Word for word, restate the entries below, but exclude the images.

____

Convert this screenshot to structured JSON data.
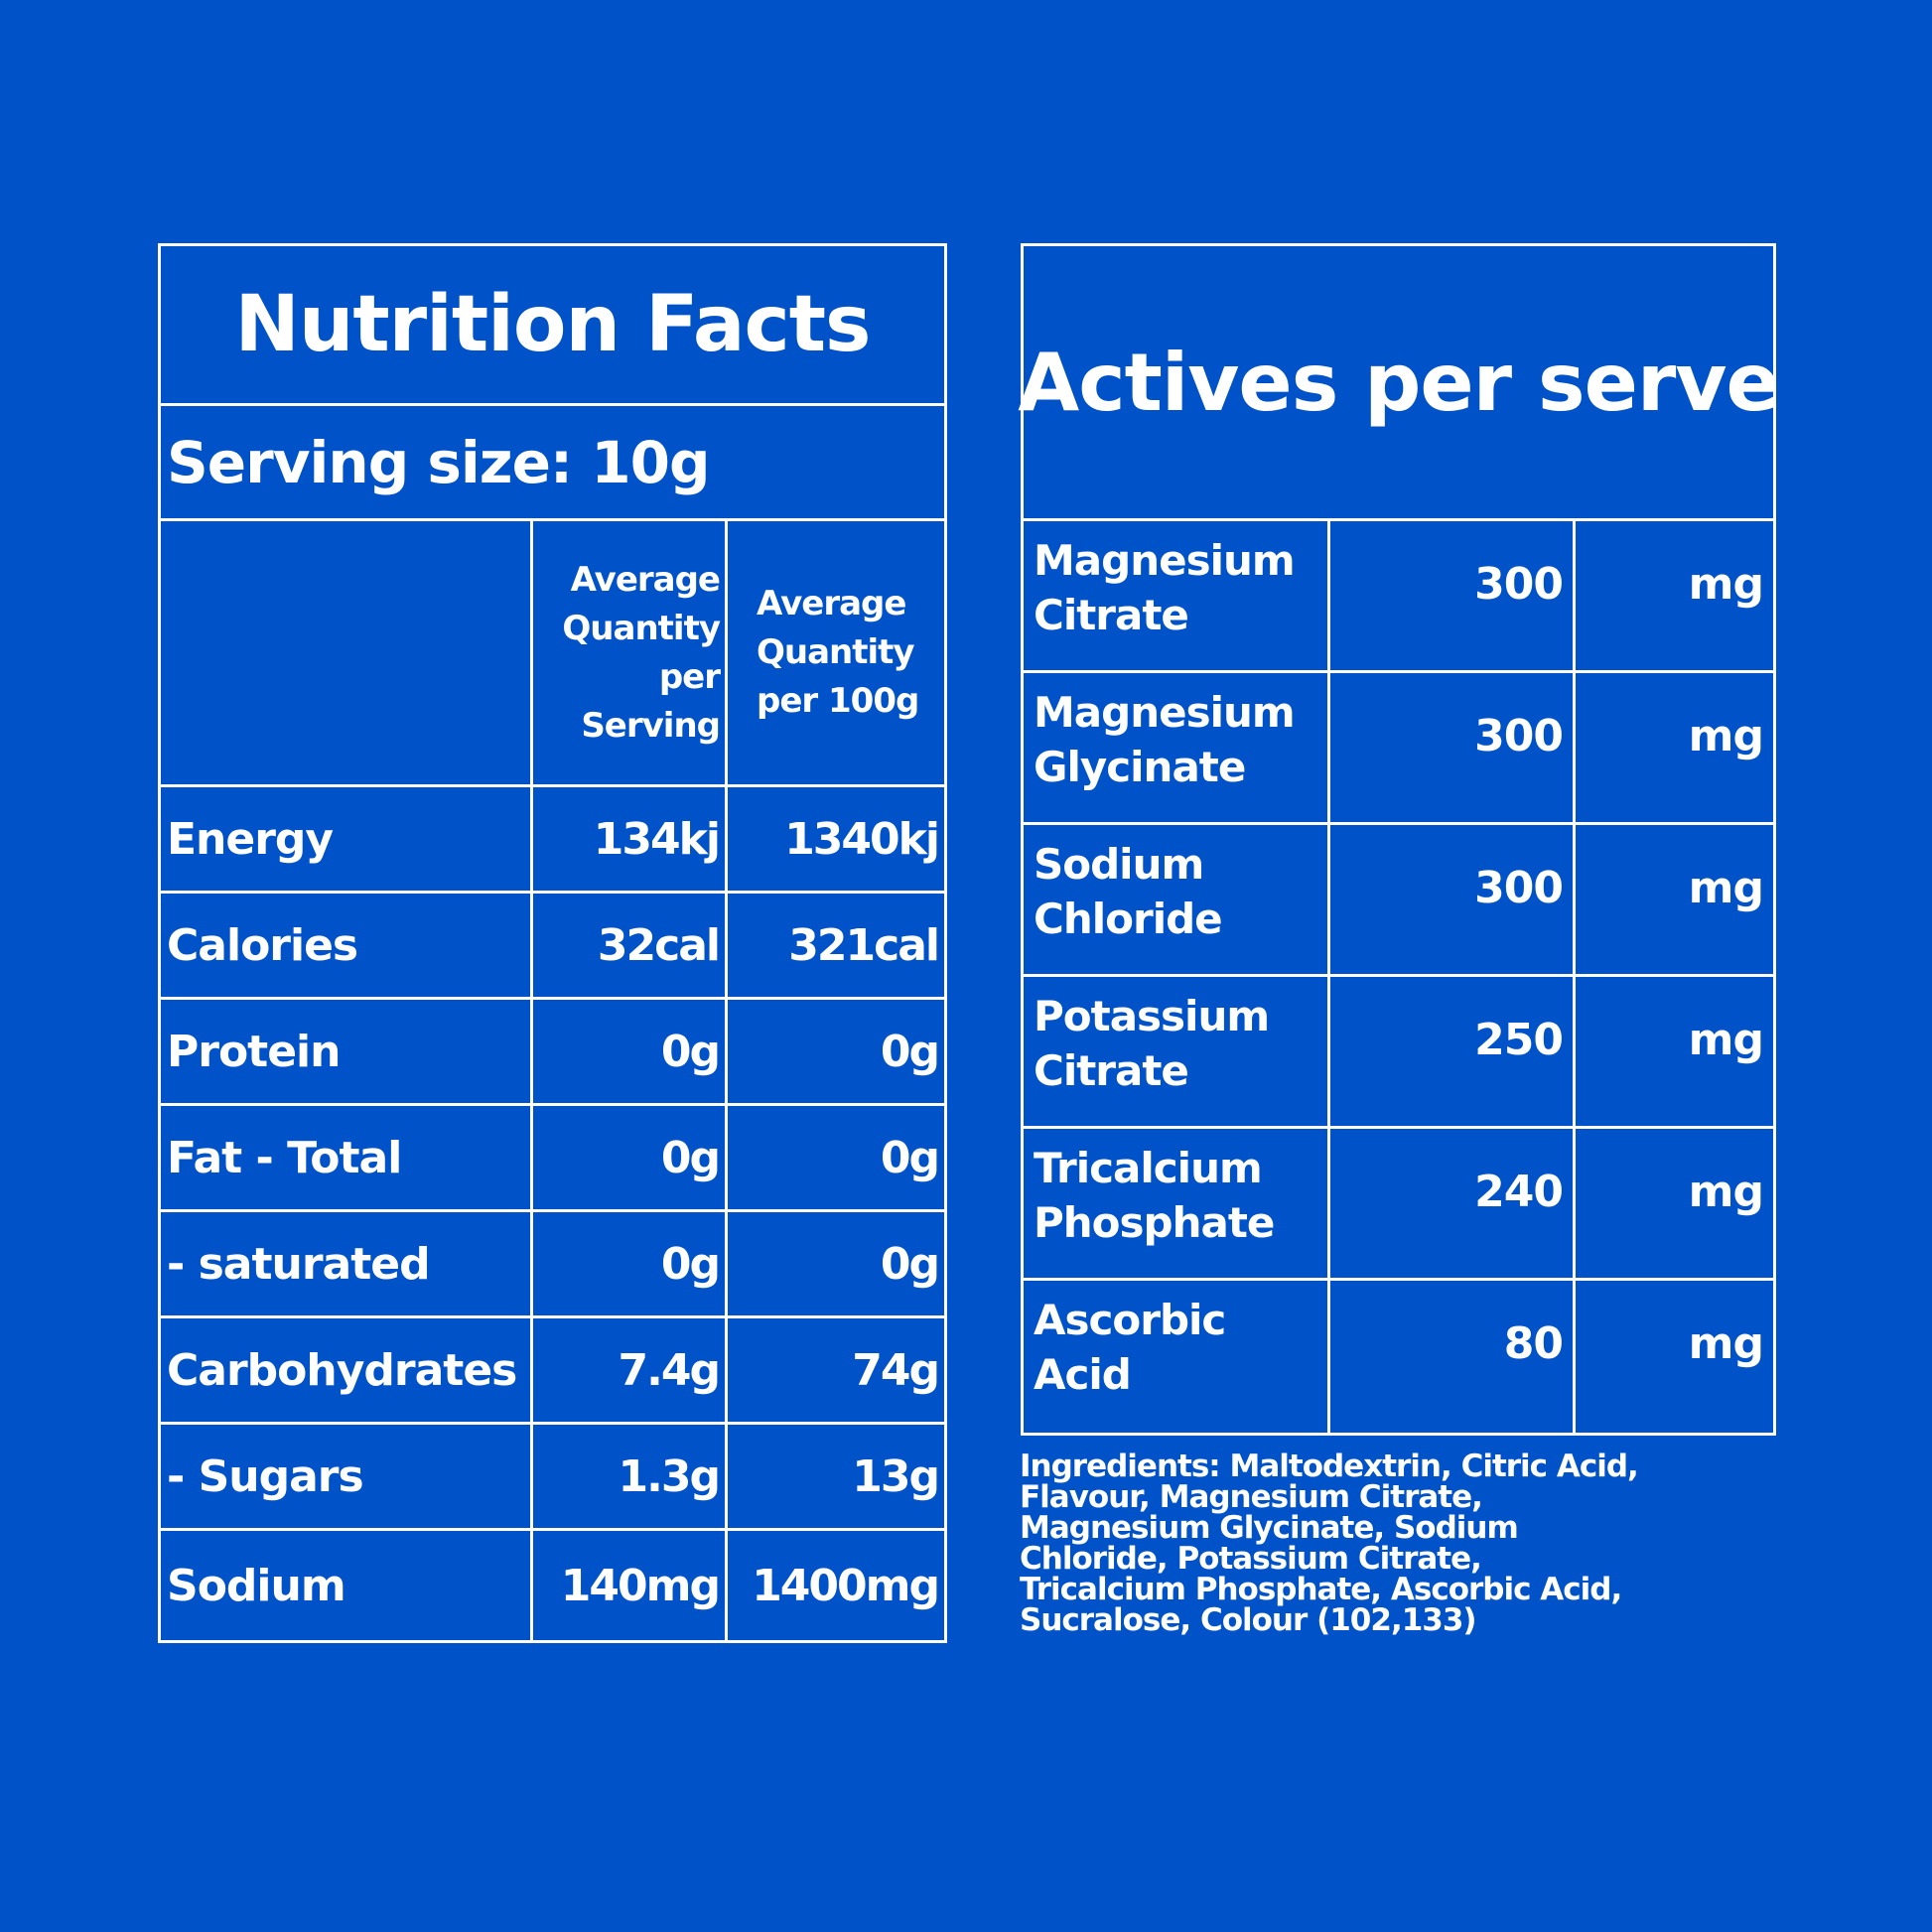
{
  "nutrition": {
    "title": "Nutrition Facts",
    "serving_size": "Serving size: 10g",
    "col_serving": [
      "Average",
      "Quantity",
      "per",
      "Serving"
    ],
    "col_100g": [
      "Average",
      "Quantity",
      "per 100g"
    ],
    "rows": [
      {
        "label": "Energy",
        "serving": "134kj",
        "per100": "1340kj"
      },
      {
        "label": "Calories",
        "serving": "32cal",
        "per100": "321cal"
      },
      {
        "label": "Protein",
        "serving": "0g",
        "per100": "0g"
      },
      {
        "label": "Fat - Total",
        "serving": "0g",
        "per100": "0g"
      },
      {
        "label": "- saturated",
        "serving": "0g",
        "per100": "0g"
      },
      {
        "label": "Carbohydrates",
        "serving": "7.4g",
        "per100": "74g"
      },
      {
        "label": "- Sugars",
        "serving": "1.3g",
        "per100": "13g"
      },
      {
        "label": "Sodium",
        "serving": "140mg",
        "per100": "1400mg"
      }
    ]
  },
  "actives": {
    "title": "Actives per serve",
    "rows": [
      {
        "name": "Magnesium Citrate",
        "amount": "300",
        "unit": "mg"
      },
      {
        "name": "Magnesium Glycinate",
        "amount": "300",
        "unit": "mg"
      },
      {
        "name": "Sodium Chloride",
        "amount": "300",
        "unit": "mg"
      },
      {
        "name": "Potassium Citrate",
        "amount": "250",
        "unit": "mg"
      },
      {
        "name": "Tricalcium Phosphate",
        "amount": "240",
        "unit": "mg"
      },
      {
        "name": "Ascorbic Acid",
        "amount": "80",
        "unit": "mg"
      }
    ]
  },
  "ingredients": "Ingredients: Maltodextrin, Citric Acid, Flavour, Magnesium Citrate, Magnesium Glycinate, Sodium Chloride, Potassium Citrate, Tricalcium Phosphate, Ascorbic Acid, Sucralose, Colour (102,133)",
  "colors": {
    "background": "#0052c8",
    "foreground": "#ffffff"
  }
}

____

• _ANSWER FOR THIS EXERCISE_:
Convert this screenshot to structured JSON data.
{
  "nutrition": {
    "title": "Nutrition Facts",
    "serving_size": "Serving size: 10g",
    "col_serving": [
      "Average",
      "Quantity",
      "per",
      "Serving"
    ],
    "col_100g": [
      "Average",
      "Quantity",
      "per 100g"
    ],
    "rows": [
      {
        "label": "Energy",
        "serving": "134kj",
        "per100": "1340kj"
      },
      {
        "label": "Calories",
        "serving": "32cal",
        "per100": "321cal"
      },
      {
        "label": "Protein",
        "serving": "0g",
        "per100": "0g"
      },
      {
        "label": "Fat - Total",
        "serving": "0g",
        "per100": "0g"
      },
      {
        "label": "- saturated",
        "serving": "0g",
        "per100": "0g"
      },
      {
        "label": "Carbohydrates",
        "serving": "7.4g",
        "per100": "74g"
      },
      {
        "label": "- Sugars",
        "serving": "1.3g",
        "per100": "13g"
      },
      {
        "label": "Sodium",
        "serving": "140mg",
        "per100": "1400mg"
      }
    ]
  },
  "actives": {
    "title": "Actives per serve",
    "rows": [
      {
        "name": "Magnesium Citrate",
        "amount": "300",
        "unit": "mg"
      },
      {
        "name": "Magnesium Glycinate",
        "amount": "300",
        "unit": "mg"
      },
      {
        "name": "Sodium Chloride",
        "amount": "300",
        "unit": "mg"
      },
      {
        "name": "Potassium Citrate",
        "amount": "250",
        "unit": "mg"
      },
      {
        "name": "Tricalcium Phosphate",
        "amount": "240",
        "unit": "mg"
      },
      {
        "name": "Ascorbic Acid",
        "amount": "80",
        "unit": "mg"
      }
    ]
  },
  "ingredients": "Ingredients: Maltodextrin, Citric Acid, Flavour, Magnesium Citrate, Magnesium Glycinate, Sodium Chloride, Potassium Citrate, Tricalcium Phosphate, Ascorbic Acid, Sucralose, Colour (102,133)",
  "colors": {
    "background": "#0052c8",
    "foreground": "#ffffff"
  }
}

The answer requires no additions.